Collected data:

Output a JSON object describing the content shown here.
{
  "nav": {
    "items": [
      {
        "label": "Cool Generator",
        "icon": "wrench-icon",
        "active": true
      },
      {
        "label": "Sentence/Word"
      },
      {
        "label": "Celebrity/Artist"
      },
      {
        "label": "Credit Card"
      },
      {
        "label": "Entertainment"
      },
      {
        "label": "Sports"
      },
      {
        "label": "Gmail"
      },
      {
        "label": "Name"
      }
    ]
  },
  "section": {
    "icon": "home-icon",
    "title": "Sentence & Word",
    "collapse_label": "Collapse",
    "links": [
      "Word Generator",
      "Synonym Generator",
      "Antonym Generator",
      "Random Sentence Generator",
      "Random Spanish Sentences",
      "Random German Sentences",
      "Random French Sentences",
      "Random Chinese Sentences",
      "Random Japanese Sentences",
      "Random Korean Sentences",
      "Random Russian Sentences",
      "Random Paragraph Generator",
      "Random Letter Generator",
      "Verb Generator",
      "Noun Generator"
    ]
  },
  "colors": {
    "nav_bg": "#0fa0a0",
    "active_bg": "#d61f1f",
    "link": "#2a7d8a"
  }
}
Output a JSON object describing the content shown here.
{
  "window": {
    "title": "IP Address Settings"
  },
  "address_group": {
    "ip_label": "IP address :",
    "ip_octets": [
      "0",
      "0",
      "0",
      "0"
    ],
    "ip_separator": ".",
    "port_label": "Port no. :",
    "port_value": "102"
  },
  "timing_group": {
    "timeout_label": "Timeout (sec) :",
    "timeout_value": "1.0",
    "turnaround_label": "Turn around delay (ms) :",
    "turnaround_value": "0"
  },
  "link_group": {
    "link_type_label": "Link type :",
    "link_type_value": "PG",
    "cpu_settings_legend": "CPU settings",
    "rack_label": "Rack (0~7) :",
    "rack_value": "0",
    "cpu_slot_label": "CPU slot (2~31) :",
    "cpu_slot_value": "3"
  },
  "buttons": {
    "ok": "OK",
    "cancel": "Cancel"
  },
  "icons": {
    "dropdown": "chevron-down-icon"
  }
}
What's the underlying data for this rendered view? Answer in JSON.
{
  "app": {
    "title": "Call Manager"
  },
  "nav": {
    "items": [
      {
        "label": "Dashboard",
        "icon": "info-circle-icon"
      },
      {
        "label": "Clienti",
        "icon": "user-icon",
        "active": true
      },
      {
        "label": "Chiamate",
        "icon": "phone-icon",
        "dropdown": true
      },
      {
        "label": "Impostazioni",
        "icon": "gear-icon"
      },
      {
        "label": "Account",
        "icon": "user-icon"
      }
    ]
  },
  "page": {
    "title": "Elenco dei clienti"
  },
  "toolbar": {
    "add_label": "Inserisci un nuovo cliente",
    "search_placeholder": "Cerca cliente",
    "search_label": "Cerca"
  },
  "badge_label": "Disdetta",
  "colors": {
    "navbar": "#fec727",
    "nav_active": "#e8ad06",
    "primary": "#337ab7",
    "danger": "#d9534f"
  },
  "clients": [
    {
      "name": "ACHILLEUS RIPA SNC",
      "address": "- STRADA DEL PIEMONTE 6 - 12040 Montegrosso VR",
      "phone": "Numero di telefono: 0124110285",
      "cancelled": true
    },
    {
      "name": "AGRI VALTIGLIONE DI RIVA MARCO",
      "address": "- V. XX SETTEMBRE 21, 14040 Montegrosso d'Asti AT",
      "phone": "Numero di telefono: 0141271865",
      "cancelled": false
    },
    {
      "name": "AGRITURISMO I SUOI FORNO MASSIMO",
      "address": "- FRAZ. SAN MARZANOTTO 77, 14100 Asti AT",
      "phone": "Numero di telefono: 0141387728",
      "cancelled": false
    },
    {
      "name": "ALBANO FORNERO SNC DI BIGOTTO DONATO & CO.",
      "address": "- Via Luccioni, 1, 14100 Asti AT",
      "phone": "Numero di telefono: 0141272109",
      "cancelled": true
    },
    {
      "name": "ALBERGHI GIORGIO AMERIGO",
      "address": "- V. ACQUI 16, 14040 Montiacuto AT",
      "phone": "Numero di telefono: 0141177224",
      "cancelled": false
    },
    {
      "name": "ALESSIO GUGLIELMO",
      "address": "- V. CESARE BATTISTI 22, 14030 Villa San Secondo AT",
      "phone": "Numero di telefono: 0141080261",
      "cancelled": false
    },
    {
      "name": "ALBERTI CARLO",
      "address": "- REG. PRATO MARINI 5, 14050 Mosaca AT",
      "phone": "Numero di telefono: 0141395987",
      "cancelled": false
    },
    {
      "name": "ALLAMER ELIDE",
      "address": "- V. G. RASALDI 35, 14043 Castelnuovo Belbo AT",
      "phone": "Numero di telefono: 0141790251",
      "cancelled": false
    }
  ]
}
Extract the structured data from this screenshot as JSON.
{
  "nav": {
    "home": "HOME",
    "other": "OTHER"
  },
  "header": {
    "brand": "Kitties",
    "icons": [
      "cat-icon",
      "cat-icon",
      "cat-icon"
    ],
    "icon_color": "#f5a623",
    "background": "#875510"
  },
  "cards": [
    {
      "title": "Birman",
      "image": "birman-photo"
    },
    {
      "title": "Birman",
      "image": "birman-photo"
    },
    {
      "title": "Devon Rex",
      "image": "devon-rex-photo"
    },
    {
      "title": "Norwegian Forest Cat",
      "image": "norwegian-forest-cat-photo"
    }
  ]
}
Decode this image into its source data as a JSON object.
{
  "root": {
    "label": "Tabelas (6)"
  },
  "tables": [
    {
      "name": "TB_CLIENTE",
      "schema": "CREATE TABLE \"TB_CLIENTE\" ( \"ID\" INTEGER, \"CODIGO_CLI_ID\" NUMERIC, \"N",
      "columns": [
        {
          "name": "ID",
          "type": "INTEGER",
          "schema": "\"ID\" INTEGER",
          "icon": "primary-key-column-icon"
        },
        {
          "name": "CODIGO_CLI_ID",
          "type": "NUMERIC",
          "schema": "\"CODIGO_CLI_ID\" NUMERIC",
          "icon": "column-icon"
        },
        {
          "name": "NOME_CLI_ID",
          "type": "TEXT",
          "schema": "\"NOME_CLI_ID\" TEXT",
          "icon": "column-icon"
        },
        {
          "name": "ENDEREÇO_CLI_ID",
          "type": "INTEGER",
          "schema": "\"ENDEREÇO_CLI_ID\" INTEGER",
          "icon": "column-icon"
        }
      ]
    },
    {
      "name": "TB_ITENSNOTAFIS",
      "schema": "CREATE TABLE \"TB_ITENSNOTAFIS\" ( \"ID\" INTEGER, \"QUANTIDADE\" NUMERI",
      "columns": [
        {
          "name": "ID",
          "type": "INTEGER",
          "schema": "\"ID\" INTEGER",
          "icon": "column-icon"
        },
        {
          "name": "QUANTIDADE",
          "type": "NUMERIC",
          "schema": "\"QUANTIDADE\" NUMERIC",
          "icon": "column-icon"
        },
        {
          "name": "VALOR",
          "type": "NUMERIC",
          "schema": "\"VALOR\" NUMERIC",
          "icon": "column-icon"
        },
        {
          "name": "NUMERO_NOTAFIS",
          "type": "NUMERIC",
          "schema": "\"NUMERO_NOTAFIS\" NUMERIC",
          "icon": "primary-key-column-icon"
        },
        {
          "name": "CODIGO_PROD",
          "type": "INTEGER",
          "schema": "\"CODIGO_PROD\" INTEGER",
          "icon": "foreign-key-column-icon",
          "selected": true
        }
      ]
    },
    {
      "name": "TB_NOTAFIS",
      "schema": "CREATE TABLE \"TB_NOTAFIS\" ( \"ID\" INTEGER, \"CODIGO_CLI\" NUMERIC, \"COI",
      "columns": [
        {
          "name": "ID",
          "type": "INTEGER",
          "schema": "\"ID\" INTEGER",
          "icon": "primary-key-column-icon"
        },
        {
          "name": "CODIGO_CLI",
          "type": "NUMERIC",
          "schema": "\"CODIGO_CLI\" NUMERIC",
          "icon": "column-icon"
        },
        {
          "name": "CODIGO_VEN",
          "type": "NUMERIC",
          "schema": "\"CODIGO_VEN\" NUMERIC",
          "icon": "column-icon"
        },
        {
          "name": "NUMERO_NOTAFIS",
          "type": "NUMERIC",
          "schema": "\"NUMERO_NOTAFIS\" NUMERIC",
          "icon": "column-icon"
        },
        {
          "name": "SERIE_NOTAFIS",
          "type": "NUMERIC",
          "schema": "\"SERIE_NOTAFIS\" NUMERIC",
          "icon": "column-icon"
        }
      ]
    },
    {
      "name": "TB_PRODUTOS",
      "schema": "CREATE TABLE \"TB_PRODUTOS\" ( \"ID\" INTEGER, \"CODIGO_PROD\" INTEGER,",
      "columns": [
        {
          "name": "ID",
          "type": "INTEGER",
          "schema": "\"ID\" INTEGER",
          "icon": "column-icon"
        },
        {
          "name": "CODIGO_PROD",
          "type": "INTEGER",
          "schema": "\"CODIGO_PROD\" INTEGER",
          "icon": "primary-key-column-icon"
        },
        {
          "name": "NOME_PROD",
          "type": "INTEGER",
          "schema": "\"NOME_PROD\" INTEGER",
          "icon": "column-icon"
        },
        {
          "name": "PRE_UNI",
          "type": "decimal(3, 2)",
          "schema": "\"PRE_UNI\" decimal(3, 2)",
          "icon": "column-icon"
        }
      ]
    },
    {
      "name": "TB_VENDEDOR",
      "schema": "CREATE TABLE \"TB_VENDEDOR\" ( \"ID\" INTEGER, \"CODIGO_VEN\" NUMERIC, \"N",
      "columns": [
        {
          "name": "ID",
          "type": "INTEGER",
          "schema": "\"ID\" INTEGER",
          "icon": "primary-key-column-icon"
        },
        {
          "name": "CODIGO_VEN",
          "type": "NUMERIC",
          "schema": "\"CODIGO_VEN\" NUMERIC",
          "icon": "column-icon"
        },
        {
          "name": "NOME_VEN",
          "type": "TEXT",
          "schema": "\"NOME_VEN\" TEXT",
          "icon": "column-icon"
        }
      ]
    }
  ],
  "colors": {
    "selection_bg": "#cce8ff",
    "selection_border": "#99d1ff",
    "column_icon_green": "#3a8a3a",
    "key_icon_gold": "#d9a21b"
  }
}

**What needs to be done**
Count the lines in the records above that hold the word "this", and give only that number.

**Result**
3